→ Data for processing:
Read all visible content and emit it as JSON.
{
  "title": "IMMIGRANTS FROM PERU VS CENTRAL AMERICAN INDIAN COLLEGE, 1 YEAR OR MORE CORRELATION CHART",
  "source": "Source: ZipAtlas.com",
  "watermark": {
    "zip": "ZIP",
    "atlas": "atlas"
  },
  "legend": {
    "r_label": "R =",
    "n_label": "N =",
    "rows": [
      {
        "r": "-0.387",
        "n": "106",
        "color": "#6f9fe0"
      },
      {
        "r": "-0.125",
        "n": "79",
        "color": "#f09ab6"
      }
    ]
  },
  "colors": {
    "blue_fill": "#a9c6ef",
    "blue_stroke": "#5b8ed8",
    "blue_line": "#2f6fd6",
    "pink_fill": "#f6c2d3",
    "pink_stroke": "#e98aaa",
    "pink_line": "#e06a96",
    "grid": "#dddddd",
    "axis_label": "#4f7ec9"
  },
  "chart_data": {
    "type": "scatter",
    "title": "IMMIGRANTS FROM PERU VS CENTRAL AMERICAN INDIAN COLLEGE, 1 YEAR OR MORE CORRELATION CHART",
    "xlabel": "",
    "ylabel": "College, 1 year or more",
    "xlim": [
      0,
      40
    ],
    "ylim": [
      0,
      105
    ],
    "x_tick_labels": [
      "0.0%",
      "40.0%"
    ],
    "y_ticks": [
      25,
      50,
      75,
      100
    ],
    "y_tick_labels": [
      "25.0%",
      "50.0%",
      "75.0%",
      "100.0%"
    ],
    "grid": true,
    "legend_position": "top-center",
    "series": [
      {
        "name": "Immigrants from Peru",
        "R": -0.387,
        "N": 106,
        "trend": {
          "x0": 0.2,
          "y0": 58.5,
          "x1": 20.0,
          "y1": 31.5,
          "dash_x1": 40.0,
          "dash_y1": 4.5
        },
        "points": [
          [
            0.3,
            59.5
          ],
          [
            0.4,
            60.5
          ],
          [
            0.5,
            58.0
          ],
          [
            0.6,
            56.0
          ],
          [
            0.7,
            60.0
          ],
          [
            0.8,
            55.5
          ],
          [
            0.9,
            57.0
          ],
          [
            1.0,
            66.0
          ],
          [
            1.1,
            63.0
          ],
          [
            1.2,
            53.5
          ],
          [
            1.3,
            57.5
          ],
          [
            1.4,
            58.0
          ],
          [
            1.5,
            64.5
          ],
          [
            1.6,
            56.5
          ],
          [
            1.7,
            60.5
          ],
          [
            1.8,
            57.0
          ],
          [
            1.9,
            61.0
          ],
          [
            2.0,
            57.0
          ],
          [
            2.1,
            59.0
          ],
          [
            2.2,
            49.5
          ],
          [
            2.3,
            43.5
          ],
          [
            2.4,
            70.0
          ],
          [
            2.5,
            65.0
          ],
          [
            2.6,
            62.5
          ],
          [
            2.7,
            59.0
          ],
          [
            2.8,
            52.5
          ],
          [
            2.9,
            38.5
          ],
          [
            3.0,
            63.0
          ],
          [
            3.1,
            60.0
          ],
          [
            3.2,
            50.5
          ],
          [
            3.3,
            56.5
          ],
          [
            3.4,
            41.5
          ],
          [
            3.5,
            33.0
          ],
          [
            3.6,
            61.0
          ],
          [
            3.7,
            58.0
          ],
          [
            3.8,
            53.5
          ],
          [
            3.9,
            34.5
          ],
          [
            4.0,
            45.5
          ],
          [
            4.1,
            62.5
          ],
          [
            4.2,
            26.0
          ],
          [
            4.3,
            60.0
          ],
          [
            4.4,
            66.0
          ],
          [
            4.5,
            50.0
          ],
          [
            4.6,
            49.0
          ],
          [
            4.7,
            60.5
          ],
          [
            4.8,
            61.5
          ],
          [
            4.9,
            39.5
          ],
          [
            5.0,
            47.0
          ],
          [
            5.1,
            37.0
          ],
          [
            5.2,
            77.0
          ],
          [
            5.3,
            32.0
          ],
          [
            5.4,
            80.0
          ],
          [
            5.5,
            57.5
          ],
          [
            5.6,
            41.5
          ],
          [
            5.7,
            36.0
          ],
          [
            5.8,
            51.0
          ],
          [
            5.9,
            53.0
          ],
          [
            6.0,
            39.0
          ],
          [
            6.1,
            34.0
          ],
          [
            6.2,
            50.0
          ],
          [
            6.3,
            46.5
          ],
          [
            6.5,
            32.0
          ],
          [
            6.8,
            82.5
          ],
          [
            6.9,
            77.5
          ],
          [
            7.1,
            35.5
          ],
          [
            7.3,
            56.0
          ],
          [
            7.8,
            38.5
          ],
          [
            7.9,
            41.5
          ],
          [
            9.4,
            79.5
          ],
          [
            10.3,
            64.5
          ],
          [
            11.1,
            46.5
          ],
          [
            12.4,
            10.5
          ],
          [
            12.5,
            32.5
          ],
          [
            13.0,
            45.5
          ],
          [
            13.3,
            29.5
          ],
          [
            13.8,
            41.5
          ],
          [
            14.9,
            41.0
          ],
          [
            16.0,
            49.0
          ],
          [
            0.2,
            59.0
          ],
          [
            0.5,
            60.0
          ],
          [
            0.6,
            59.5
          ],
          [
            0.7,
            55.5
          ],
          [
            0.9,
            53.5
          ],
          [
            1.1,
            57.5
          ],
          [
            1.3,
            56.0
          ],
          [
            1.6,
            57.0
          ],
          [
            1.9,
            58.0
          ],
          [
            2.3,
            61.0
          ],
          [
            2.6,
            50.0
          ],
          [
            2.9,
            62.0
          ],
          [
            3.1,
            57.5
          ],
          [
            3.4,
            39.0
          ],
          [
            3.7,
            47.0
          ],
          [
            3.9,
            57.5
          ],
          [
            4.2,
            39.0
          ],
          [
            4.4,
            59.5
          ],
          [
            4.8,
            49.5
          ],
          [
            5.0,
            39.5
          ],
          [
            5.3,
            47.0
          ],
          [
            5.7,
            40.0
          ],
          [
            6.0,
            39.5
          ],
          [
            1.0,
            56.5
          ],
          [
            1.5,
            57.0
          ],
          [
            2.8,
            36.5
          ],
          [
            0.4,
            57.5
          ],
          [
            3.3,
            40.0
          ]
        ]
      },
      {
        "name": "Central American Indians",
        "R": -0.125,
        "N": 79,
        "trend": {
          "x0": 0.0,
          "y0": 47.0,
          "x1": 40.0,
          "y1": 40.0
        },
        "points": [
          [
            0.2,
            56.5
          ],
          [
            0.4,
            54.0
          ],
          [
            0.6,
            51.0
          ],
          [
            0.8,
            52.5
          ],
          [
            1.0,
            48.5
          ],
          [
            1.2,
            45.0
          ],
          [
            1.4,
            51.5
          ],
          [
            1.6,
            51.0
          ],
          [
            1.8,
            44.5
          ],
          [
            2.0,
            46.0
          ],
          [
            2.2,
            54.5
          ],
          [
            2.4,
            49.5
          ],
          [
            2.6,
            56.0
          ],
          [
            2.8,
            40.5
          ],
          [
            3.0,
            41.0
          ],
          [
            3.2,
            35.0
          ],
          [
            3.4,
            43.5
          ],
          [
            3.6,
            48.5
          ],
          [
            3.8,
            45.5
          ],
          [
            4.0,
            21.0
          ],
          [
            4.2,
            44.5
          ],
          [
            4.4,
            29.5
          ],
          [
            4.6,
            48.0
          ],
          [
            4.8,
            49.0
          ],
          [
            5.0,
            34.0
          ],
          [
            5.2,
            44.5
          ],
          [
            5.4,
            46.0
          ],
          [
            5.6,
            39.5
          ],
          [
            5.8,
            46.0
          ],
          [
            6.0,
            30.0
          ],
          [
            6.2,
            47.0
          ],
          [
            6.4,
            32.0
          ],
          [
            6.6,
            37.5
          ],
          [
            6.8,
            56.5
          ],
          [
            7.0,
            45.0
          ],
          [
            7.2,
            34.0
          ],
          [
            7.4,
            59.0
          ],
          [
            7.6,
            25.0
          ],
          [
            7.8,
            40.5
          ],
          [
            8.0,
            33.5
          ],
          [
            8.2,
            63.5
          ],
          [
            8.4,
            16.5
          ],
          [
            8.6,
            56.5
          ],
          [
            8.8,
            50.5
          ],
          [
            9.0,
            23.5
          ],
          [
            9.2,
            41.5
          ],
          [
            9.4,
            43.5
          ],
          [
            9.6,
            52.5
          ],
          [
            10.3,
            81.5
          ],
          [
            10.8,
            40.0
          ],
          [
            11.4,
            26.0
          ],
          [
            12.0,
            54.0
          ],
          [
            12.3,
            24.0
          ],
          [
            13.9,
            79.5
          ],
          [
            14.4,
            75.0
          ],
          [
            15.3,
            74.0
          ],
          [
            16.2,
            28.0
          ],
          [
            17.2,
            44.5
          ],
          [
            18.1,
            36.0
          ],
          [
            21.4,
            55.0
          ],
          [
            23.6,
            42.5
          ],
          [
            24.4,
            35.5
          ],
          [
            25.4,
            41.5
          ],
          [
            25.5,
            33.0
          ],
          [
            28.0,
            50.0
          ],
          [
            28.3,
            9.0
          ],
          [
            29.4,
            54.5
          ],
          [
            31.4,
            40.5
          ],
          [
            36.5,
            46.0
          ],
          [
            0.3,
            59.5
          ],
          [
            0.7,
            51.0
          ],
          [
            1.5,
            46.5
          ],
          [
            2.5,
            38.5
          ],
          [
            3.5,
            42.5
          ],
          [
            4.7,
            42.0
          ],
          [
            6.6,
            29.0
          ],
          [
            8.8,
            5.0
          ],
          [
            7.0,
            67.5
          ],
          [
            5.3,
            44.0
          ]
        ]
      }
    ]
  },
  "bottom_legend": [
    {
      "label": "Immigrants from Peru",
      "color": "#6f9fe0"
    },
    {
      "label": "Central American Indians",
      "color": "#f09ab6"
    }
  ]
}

→ Aim of the exercise: Count the lines in the entries that hold the word "title", and give nothing but the total.

→ Solved problem: 2